Task brief → Print out the full listing, exactly.

START Information given

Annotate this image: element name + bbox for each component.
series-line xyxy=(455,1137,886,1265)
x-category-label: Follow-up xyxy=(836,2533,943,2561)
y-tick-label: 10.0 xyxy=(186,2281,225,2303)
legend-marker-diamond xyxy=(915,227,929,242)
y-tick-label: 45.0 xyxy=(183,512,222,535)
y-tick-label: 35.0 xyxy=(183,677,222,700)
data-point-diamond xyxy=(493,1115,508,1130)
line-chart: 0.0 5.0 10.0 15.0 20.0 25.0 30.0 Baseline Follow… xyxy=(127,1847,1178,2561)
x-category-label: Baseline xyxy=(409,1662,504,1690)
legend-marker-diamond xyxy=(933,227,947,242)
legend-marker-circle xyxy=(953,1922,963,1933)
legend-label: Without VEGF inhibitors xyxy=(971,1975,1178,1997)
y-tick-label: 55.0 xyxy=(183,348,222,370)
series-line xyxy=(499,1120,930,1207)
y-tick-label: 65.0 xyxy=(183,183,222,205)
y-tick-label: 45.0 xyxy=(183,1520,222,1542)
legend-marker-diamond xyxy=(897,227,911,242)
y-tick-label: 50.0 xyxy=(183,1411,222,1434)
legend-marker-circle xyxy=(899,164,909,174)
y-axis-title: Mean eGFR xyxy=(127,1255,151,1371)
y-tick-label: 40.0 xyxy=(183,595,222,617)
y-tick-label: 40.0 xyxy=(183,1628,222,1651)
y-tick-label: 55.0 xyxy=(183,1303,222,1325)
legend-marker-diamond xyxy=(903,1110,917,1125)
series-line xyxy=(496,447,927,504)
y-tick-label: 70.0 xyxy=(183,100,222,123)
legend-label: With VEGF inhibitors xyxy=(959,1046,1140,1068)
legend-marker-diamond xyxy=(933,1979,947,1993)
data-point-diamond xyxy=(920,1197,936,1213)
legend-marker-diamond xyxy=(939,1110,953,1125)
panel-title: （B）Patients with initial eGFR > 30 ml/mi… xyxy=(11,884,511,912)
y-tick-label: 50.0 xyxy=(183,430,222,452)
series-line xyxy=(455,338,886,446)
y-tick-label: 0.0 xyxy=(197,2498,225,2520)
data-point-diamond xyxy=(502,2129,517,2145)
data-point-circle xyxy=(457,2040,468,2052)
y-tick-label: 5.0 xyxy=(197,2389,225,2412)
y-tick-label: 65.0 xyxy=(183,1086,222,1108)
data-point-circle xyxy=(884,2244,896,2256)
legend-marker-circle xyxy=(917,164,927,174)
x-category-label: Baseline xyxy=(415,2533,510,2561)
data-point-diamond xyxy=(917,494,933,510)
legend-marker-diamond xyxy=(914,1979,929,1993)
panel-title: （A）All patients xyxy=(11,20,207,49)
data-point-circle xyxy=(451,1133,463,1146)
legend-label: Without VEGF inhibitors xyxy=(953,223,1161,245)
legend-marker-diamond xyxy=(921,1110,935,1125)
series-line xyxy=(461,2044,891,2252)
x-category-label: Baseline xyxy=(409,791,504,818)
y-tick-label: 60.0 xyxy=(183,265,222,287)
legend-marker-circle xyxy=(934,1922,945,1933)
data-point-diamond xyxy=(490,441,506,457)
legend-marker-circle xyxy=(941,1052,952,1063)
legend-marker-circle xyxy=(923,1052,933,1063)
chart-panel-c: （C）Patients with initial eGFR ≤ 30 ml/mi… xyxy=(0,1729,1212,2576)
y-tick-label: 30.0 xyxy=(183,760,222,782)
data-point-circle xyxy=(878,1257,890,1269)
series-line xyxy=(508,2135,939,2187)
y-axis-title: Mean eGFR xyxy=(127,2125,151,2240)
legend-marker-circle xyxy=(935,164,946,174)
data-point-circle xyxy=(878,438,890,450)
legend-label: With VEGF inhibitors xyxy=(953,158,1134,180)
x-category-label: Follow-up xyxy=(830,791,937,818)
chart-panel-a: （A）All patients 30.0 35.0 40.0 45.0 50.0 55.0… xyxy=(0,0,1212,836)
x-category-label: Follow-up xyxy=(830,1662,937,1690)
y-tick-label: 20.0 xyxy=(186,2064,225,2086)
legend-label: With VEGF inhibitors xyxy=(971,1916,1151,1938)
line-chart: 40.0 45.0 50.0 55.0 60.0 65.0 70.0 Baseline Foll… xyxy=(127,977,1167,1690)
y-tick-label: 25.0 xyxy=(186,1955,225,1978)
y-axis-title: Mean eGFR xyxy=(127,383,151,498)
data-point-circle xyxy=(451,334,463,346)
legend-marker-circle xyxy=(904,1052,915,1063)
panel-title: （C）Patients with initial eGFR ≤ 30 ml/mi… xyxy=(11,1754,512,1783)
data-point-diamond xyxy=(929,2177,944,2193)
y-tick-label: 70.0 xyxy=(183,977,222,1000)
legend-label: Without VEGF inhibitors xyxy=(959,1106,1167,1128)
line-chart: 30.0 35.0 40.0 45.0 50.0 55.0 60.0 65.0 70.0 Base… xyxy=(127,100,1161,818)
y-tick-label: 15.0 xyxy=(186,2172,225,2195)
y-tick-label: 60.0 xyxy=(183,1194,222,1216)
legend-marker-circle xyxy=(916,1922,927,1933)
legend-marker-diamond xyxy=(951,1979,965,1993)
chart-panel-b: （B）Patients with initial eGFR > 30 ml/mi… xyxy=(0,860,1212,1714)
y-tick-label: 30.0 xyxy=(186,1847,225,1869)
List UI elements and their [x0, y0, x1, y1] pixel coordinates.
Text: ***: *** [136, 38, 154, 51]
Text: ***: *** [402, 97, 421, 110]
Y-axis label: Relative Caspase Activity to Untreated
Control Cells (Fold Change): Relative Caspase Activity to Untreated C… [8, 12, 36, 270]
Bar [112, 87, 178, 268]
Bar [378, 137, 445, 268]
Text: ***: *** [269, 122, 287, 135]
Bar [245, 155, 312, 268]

END Information given

Answer to the problem →
Annotate this image: element name + bbox for each component.
series-line xyxy=(455,1137,886,1265)
x-category-label: Follow-up xyxy=(836,2533,943,2561)
y-tick-label: 10.0 xyxy=(186,2281,225,2303)
legend-marker-diamond xyxy=(915,227,929,242)
y-tick-label: 45.0 xyxy=(183,512,222,535)
y-tick-label: 35.0 xyxy=(183,677,222,700)
data-point-diamond xyxy=(493,1115,508,1130)
line-chart: 0.0 5.0 10.0 15.0 20.0 25.0 30.0 Baseline Follow… xyxy=(127,1847,1178,2561)
x-category-label: Baseline xyxy=(409,1662,504,1690)
legend-marker-diamond xyxy=(933,227,947,242)
legend-marker-circle xyxy=(953,1922,963,1933)
legend-label: Without VEGF inhibitors xyxy=(971,1975,1178,1997)
y-tick-label: 55.0 xyxy=(183,348,222,370)
series-line xyxy=(499,1120,930,1207)
y-tick-label: 65.0 xyxy=(183,183,222,205)
y-tick-label: 45.0 xyxy=(183,1520,222,1542)
legend-marker-diamond xyxy=(897,227,911,242)
y-tick-label: 50.0 xyxy=(183,1411,222,1434)
legend-marker-circle xyxy=(899,164,909,174)
y-axis-title: Mean eGFR xyxy=(127,1255,151,1371)
y-tick-label: 40.0 xyxy=(183,595,222,617)
y-tick-label: 40.0 xyxy=(183,1628,222,1651)
y-tick-label: 55.0 xyxy=(183,1303,222,1325)
legend-marker-diamond xyxy=(903,1110,917,1125)
series-line xyxy=(496,447,927,504)
y-tick-label: 70.0 xyxy=(183,100,222,123)
legend-label: With VEGF inhibitors xyxy=(959,1046,1140,1068)
legend-marker-diamond xyxy=(933,1979,947,1993)
data-point-diamond xyxy=(920,1197,936,1213)
legend-marker-diamond xyxy=(939,1110,953,1125)
panel-title: （B）Patients with initial eGFR > 30 ml/mi… xyxy=(11,884,511,912)
y-tick-label: 50.0 xyxy=(183,430,222,452)
series-line xyxy=(455,338,886,446)
y-tick-label: 0.0 xyxy=(197,2498,225,2520)
data-point-diamond xyxy=(502,2129,517,2145)
data-point-circle xyxy=(457,2040,468,2052)
y-tick-label: 5.0 xyxy=(197,2389,225,2412)
y-tick-label: 65.0 xyxy=(183,1086,222,1108)
data-point-circle xyxy=(884,2244,896,2256)
legend-marker-circle xyxy=(917,164,927,174)
x-category-label: Baseline xyxy=(415,2533,510,2561)
data-point-diamond xyxy=(917,494,933,510)
legend-marker-diamond xyxy=(914,1979,929,1993)
panel-title: （A）All patients xyxy=(11,20,207,49)
data-point-circle xyxy=(451,1133,463,1146)
legend-label: Without VEGF inhibitors xyxy=(953,223,1161,245)
legend-marker-diamond xyxy=(921,1110,935,1125)
series-line xyxy=(461,2044,891,2252)
x-category-label: Baseline xyxy=(409,791,504,818)
y-tick-label: 60.0 xyxy=(183,265,222,287)
legend-marker-circle xyxy=(934,1922,945,1933)
data-point-diamond xyxy=(490,441,506,457)
legend-marker-circle xyxy=(941,1052,952,1063)
legend-marker-circle xyxy=(923,1052,933,1063)
chart-panel-c: （C）Patients with initial eGFR ≤ 30 ml/mi… xyxy=(0,1729,1212,2576)
y-tick-label: 30.0 xyxy=(183,760,222,782)
data-point-circle xyxy=(878,1257,890,1269)
series-line xyxy=(508,2135,939,2187)
y-axis-title: Mean eGFR xyxy=(127,2125,151,2240)
legend-marker-circle xyxy=(935,164,946,174)
data-point-circle xyxy=(878,438,890,450)
legend-label: With VEGF inhibitors xyxy=(953,158,1134,180)
x-category-label: Follow-up xyxy=(830,791,937,818)
chart-panel-a: （A）All patients 30.0 35.0 40.0 45.0 50.0 55.0… xyxy=(0,0,1212,836)
x-category-label: Follow-up xyxy=(830,1662,937,1690)
y-tick-label: 20.0 xyxy=(186,2064,225,2086)
legend-label: With VEGF inhibitors xyxy=(971,1916,1151,1938)
line-chart: 40.0 45.0 50.0 55.0 60.0 65.0 70.0 Baseline Foll… xyxy=(127,977,1167,1690)
y-tick-label: 25.0 xyxy=(186,1955,225,1978)
y-axis-title: Mean eGFR xyxy=(127,383,151,498)
data-point-circle xyxy=(451,334,463,346)
legend-marker-circle xyxy=(904,1052,915,1063)
panel-title: （C）Patients with initial eGFR ≤ 30 ml/mi… xyxy=(11,1754,512,1783)
data-point-diamond xyxy=(929,2177,944,2193)
y-tick-label: 70.0 xyxy=(183,977,222,1000)
legend-label: Without VEGF inhibitors xyxy=(959,1106,1167,1128)
line-chart: 30.0 35.0 40.0 45.0 50.0 55.0 60.0 65.0 70.0 Base… xyxy=(127,100,1161,818)
y-tick-label: 15.0 xyxy=(186,2172,225,2195)
y-tick-label: 60.0 xyxy=(183,1194,222,1216)
legend-marker-circle xyxy=(916,1922,927,1933)
legend-marker-diamond xyxy=(951,1979,965,1993)
chart-panel-b: （B）Patients with initial eGFR > 30 ml/mi… xyxy=(0,860,1212,1714)
y-tick-label: 30.0 xyxy=(186,1847,225,1869)
List UI elements and their [x0, y0, x1, y1] pixel coordinates.
Text: ***: *** [136, 38, 154, 51]
Text: ***: *** [402, 97, 421, 110]
Y-axis label: Relative Caspase Activity to Untreated
Control Cells (Fold Change): Relative Caspase Activity to Untreated C… [8, 12, 36, 270]
Bar [112, 87, 178, 268]
Bar [378, 137, 445, 268]
Text: ***: *** [269, 122, 287, 135]
Bar [245, 155, 312, 268]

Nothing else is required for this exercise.